» **Required task 1**
Convert the listing from the line containing "- fig-b-caption: 乙: [488, 529, 502, 544]" to the line containing "- q3-answer-text: D: [197, 968, 214, 986]" into a JSON list of strings, one string per line.

» **Source document**
After the recent fall in stock markets, I have (once again) started getting emails asking whether it makes sense to take a loan and invest now. 🙂
This isn’t surprising. Whenever markets start falling or remain subdued for some time, I start getting similar emails from ultra-aggressive investors.
And as if its Loan God’s wish, it’s pretty common these days to get unsolicited mailers in your inbox about pre-approved loans. To be honest, the idea seems tempting to take the loan and invest it. But I don’t do that. Borrowing to invest in volatile assets like equity is extremely risky. In fact, it’s a recipe for many stories of financial disasters.
Now before I simply brush aside the idea of investing on borrowed funds, let me also say that the idea of borrowing to invest itself is not bad. It is just a very risky one and not suitable for most investors. Most people who are attracted to it don’t really understand the dynamics of it.
So I strongly urge you to stay away from investing with borrowed money.
It is easy to get lured by the charm of earning handsome returns doing that. But equity markets don’t move in a straight line and more importantly, don’t deliver returns on demand. They have a mind of their own.
So there is no guarantee that you will get profits. On the other hand, loans are fairly predictable. You have to repay your personal loans without fail and on time. 🙂
To put it more aptly, there is a sheer mismatch in the common tenure of personal loans (short term) versus suitable tenures that are needed to ensure good returns from equity (long term).
For the majority of people (and I am repeating) – they shouldn’t borrow and invest in equity markets.
If you really want to build wealth, it’s better to take the gradual and stable route – invest in well-diversified equity funds via monthly SIPs towards your financial goals. That’s a far surer way to accumulate wealth in the long term.
So with that aside, let’s get to the question about what should the short-term Personal Loans be taken for?
Again, it’s easy for me to say that you should not take personal loans and you should plan for your money needs in advance. For obvious reasons, nobody would borrow money if they could avoid it. Isn’t it? But life has its knack of surprising us.
People will have unexpected needs and emergencies and they will take loans.
If you need the money and don’t have it, then depending on how comfortable you are, chances are that you might first ask your friends or family to lend you some money. In most cases, they won’t even charge any interest. But many people aren’t comfortable doing that. The next option is the loans.

» **Required task 2**
Carry on the article about borrowing to invest, starting right after its last sentence.

» **Material**
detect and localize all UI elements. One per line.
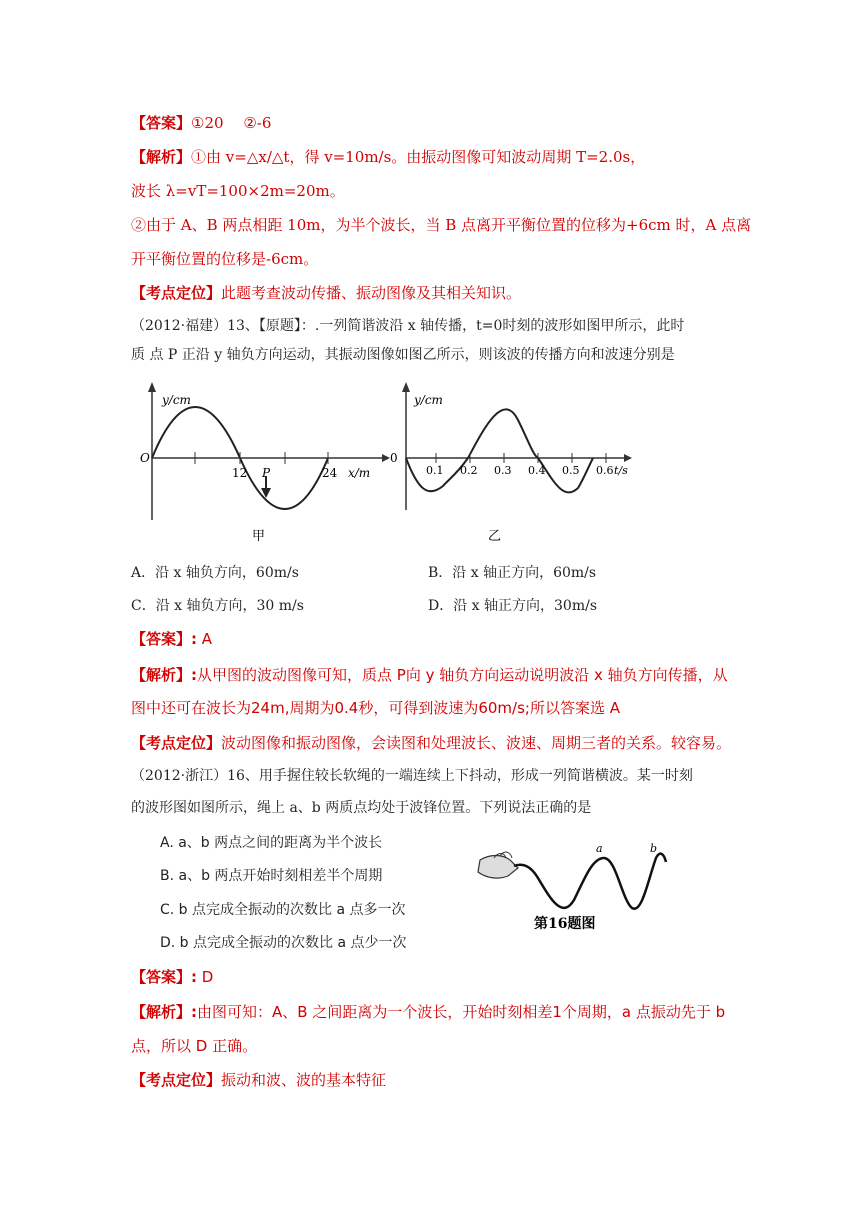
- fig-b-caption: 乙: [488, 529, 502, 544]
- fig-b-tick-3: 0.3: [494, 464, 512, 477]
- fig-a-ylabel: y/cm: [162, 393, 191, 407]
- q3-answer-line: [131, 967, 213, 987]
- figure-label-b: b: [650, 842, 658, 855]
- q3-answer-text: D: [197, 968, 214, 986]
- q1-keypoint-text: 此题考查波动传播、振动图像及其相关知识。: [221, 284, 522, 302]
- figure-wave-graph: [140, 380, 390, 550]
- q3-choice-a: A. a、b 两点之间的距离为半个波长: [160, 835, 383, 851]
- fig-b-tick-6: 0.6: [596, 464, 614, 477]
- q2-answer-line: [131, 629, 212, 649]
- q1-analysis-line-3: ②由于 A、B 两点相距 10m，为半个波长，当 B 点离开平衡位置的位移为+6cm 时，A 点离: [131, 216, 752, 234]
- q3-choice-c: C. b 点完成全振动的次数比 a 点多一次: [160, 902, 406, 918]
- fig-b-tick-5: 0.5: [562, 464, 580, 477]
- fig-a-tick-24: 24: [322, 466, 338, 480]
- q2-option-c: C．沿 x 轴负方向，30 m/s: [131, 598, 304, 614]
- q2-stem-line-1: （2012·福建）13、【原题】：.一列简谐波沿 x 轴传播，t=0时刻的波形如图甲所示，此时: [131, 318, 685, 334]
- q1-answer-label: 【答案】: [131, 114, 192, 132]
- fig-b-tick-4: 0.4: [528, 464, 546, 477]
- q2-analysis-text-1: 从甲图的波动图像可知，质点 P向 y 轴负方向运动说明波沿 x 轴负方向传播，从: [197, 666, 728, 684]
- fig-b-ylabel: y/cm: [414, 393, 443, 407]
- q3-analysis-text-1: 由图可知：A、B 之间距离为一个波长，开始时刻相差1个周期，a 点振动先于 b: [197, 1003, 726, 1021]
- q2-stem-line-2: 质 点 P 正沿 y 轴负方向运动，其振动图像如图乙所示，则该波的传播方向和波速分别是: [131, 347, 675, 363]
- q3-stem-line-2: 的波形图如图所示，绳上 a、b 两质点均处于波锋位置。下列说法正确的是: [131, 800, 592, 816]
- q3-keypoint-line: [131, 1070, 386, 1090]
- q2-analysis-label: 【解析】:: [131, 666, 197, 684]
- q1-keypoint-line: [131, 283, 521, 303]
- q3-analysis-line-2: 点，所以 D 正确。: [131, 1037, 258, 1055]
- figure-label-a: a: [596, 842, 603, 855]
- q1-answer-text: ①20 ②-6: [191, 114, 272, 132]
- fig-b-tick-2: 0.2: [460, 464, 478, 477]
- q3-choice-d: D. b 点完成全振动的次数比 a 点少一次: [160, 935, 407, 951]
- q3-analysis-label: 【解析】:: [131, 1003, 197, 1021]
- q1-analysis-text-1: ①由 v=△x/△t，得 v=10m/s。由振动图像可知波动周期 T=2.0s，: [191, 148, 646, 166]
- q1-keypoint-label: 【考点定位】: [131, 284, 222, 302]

» **Task response 1**
[
  "- fig-b-caption: 乙: [488, 529, 502, 544]",
  "- fig-b-tick-3: 0.3: [494, 464, 512, 477]",
  "- fig-a-ylabel: y/cm: [162, 393, 191, 407]",
  "- q3-answer-line: [131, 967, 213, 987]",
  "- figure-label-b: b: [650, 842, 658, 855]",
  "- q3-answer-text: D: [197, 968, 214, 986]"
]

» **Task response 2**
So let’s see what all factors should be considered before you take that short-term personal loan:
Important things to consider before taking Short Term Loans
1) Getting a Low Personal Loan Interest Rates
I know – the first question that comes to mind of borrowers (after thinking how are they going to repay it) is how to get the Lowest Interest Rate on Personal Loan?
This is actually a no-brainer. Lower the loan rates, better it is for you.
But at times, you may even have to accept higher rates if the loan amount you need is available from a lender who is charging slightly higher.
Now here is an important thing. When making the decision, don’t just look at the interest rate being offered. There are other things to consider too. Do read the fine print or ask the lender whether the loan is being given on a flat-rate basis or a reducing-balance basis. This is one thing. Another is that the interest cost is not the only cost that you have to pay. There are other charges like Processing Fee (Lower the better) Prepayment Fee (again lower the better) Late Payment Fee (any guesses?)
So basically, the total landed cost of the loan (which is not just about the loan rate) should be the minimum for you.
Now personal loans are unsecured loans. That is, they don’t take any security from the borrowers. So naturally, the rates will be high. But if it’s possible for you to provide some security (like LIC policies, precious metals, other savings, etc.) and make it a fully or partially secured loan, then the lender would very easily reduce the loan interest rate by few percentage points. And that can help you a lot.
2) Getting the Optimal Loan Amount
If you need a personal loan for a specific reason, you would already know how much money you need.
But what happens is that lenders try to entice borrowers to borrow more than what they actually need.
Please don’t do that.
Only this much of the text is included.